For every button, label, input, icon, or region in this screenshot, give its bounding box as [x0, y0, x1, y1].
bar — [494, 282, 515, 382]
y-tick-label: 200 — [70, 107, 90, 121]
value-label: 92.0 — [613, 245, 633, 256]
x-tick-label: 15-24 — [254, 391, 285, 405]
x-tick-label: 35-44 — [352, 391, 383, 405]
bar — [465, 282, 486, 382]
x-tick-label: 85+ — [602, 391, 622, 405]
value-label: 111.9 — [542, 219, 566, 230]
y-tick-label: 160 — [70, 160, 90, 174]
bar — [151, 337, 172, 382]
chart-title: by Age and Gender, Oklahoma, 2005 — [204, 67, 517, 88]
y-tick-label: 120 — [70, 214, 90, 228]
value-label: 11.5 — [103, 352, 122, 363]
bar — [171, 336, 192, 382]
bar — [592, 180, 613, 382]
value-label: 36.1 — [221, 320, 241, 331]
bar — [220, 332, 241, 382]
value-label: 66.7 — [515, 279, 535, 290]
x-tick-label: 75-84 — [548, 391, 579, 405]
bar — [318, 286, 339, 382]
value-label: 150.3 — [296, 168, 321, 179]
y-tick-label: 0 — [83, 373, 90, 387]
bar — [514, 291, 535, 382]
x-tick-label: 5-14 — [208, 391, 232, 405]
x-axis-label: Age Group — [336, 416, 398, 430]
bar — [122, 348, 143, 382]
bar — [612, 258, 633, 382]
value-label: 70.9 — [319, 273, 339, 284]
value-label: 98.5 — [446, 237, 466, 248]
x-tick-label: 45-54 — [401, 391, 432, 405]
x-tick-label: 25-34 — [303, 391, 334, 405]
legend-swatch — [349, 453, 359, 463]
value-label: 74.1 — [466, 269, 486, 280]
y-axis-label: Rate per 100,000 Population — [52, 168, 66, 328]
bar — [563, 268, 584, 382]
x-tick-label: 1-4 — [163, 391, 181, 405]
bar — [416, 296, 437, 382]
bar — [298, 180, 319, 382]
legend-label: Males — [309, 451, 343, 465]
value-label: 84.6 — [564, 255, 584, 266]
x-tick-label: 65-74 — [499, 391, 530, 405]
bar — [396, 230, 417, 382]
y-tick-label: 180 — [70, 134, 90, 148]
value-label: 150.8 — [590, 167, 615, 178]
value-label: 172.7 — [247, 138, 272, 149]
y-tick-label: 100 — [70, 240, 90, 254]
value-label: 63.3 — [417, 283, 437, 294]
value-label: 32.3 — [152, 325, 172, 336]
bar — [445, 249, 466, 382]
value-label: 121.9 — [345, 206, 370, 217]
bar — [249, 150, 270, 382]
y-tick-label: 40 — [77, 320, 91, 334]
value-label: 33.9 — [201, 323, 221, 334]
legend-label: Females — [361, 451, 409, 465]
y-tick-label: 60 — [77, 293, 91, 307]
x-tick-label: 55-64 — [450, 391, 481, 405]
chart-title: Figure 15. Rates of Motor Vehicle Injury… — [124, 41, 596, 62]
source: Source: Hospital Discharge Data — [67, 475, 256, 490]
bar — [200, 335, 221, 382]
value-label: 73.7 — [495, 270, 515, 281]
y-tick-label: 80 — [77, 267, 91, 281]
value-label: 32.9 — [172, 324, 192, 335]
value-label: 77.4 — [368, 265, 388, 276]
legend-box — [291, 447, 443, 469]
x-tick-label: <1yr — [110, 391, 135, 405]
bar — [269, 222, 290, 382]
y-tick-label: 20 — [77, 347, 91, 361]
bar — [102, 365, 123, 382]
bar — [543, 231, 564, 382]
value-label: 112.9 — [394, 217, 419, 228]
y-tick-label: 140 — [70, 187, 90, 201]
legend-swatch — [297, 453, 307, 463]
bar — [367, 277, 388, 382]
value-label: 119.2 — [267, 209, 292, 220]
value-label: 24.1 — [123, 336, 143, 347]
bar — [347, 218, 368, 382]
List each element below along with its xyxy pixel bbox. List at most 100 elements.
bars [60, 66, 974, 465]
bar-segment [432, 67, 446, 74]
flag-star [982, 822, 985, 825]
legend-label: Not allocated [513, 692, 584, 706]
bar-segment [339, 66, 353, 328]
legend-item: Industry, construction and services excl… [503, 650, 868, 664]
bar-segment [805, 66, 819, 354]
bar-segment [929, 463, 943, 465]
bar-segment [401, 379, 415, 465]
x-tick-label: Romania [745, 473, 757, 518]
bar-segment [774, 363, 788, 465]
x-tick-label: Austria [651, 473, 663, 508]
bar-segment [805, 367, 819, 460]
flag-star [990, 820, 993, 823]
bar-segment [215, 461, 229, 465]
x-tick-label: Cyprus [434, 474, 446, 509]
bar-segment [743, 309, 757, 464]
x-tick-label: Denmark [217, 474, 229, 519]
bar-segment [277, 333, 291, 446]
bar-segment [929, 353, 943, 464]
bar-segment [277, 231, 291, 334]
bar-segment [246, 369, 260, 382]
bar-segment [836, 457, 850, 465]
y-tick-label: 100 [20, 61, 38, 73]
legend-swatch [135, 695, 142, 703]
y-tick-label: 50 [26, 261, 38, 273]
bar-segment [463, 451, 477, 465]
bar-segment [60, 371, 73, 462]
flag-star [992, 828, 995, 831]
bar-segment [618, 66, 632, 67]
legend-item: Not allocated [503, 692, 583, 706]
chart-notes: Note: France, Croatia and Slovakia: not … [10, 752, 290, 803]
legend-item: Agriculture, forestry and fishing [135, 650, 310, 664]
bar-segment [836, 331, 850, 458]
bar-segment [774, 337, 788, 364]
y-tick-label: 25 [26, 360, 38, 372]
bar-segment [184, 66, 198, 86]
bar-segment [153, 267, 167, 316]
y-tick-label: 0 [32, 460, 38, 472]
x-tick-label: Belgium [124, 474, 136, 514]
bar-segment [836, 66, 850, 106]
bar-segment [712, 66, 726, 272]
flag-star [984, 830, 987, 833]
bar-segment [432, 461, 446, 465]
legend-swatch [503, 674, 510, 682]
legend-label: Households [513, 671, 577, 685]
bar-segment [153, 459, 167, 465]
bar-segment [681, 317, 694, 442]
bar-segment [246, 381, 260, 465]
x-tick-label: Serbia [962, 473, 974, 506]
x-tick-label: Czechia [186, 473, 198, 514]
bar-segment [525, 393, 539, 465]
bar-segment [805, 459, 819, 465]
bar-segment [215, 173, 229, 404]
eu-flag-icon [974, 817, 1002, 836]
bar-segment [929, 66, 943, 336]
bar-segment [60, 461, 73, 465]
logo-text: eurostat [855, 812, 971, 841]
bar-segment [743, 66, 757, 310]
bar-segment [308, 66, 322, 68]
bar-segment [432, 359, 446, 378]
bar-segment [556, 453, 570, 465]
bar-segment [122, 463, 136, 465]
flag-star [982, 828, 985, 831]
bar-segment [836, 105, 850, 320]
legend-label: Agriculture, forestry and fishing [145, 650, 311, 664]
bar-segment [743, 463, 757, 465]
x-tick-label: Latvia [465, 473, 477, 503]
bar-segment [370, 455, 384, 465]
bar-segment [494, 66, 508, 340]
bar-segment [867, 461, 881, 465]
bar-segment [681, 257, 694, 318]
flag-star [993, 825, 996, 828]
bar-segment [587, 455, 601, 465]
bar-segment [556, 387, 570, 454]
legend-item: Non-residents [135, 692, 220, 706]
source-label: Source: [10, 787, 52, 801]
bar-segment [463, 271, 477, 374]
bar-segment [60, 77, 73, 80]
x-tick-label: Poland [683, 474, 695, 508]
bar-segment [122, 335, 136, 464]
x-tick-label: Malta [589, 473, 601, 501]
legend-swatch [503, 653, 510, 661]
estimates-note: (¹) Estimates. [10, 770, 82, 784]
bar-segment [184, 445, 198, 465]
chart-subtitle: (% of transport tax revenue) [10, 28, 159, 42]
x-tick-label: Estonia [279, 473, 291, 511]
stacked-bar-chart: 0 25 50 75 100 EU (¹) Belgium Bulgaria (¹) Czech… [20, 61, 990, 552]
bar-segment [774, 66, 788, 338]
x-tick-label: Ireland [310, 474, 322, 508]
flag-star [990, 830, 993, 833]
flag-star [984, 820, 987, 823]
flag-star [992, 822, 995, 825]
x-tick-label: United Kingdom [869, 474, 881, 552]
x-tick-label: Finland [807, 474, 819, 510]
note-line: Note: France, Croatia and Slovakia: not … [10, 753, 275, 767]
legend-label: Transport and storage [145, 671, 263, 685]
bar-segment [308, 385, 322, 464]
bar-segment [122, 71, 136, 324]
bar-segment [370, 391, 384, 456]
++++++++++
(TASK BRIEF)
Please copy the data word for word, starting with its first line and going on through the line that contains "bar — [298, 180, 319, 382]", with both of those lines included.

(EXERCISE OUTPUT)
For every button, label, input, icon, or region in this screenshot, give its bounding box as [x0, y0, x1, y1].
bar — [494, 282, 515, 382]
y-tick-label: 200 — [70, 107, 90, 121]
value-label: 92.0 — [613, 245, 633, 256]
x-tick-label: 15-24 — [254, 391, 285, 405]
x-tick-label: 35-44 — [352, 391, 383, 405]
bar — [465, 282, 486, 382]
x-tick-label: 85+ — [602, 391, 622, 405]
value-label: 111.9 — [542, 219, 566, 230]
y-tick-label: 160 — [70, 160, 90, 174]
bar — [151, 337, 172, 382]
chart-title: by Age and Gender, Oklahoma, 2005 — [204, 67, 517, 88]
y-tick-label: 120 — [70, 214, 90, 228]
value-label: 11.5 — [103, 352, 122, 363]
bar — [171, 336, 192, 382]
bar — [592, 180, 613, 382]
value-label: 36.1 — [221, 320, 241, 331]
bar — [220, 332, 241, 382]
value-label: 66.7 — [515, 279, 535, 290]
x-tick-label: 75-84 — [548, 391, 579, 405]
bar — [318, 286, 339, 382]
value-label: 150.3 — [296, 168, 321, 179]
y-tick-label: 0 — [83, 373, 90, 387]
bar — [514, 291, 535, 382]
x-tick-label: 5-14 — [208, 391, 232, 405]
x-axis-label: Age Group — [336, 416, 398, 430]
bar — [122, 348, 143, 382]
bar — [612, 258, 633, 382]
value-label: 70.9 — [319, 273, 339, 284]
value-label: 98.5 — [446, 237, 466, 248]
x-tick-label: 45-54 — [401, 391, 432, 405]
x-tick-label: 25-34 — [303, 391, 334, 405]
legend-swatch — [349, 453, 359, 463]
value-label: 74.1 — [466, 269, 486, 280]
y-axis-label: Rate per 100,000 Population — [52, 168, 66, 328]
bar — [563, 268, 584, 382]
x-tick-label: 1-4 — [163, 391, 181, 405]
bar — [416, 296, 437, 382]
bar — [298, 180, 319, 382]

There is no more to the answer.